** START OF Excerpt provided **

[PATCH v2 5/6] gdb, infrun: fix silent inferior switch in do_target_wait()
Andrew Burgess
aburgess@redhat.com
Wed Oct 23 11:52:04 GMT 2024
"Metzger, Markus T" <markus.t.metzger@intel.com> writes:
> Hello Andrew,
>
>>> In do_target_wait(), we iterate over inferiors and call
>>> do_target_wait_1(), which eventually calls target_wait() per inferior.
>>> Each time, we wait for minus_one_ptid.
>>
>>Could you expand on this a little more please as I don't understand what
>>you are telling me, and I can't align this explanation with the code.
>
> This used to be minus_one_ptid until you changed it (back) to wait_ptid in
> 07505b613a0605ef42a004364ab8ccb70fd3c8eb.
>
> There is a single call of that function that passes minus_one_ptid outside
> of condition evaluation:
>
> /* If the thread is in the middle of the condition evaluation, wait for
> an event from the current thread. Otherwise, wait for an event from
> any thread. */
> ptid_t waiton_ptid = in_cond_eval ? inferior_ptid : minus_one_ptid;
>
> if (!do_target_wait (waiton_ptid, &ecs, TARGET_WNOHANG))

** END OF Excerpt provided **
** START OF Provided material **

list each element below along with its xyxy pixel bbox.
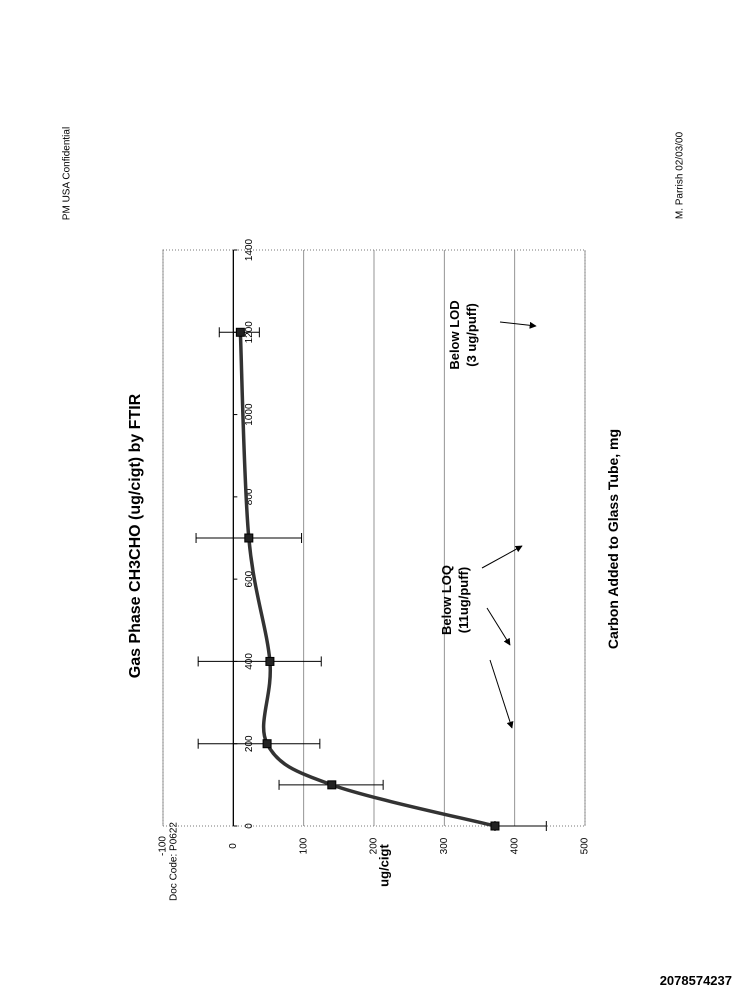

** END OF Provided material **

Tasks →
1) Answer these about the gdb patch thread:
(a) Whose message does Andrew Burgess quote?
(b) Which commit changed the value back to wait_ptid?
(c) Under what condition does the quoted code wait for an event from the current thread?
2) Please write a continuation of the gdb patch thread, starting after its last line.
The lines come from a separate source.

Solved tasks →
1)
(a) Markus T Metzger (markus.t.metzger@intel.com)
(b) 07505b613a0605ef42a004364ab8ccb70fd3c8eb
(c) When the thread is in the middle of the condition evaluation

2)
> {
> infrun_debug_printf ("do_target_wait returned no event");
> disable_commit_resumed.reset_and_commit ();
> return;
> }
>
>>So it's not clear to me what you mean when you say 'Each time, we wait
>>for minus_one_ptid'. Maybe you mean elsewhere in GDB?
>
> I should say 'outside of condition evaluation, we wait for minus_one_ptid'.
>
>
>>> In some cases, e.g. gdb.threads/detach-step-over.exp, we ask to wait for
>>> one inferior, and get an event from a different inferior back without
>>> noticing the inferior switch.
>>
>>The way you mention detach-step-over.exp it seems like you think GDB is
>>doing something wrong. But the test fully passes for me without this
>>patch, and you don't adjust the expected output. So I'm guessing that
>>nothing changes for that test. But that seems at odds with the say you
>>mention the test; my reading of the above is that GDB is doing something
>>wrong. Could you clarify what's going on please.
>
> It is definitely wrong to go through all the effort of randomly selecting an inferior
> and then iterating over inferiors one-by-one if we then allow switching to a different
> inferior in the actual wait call.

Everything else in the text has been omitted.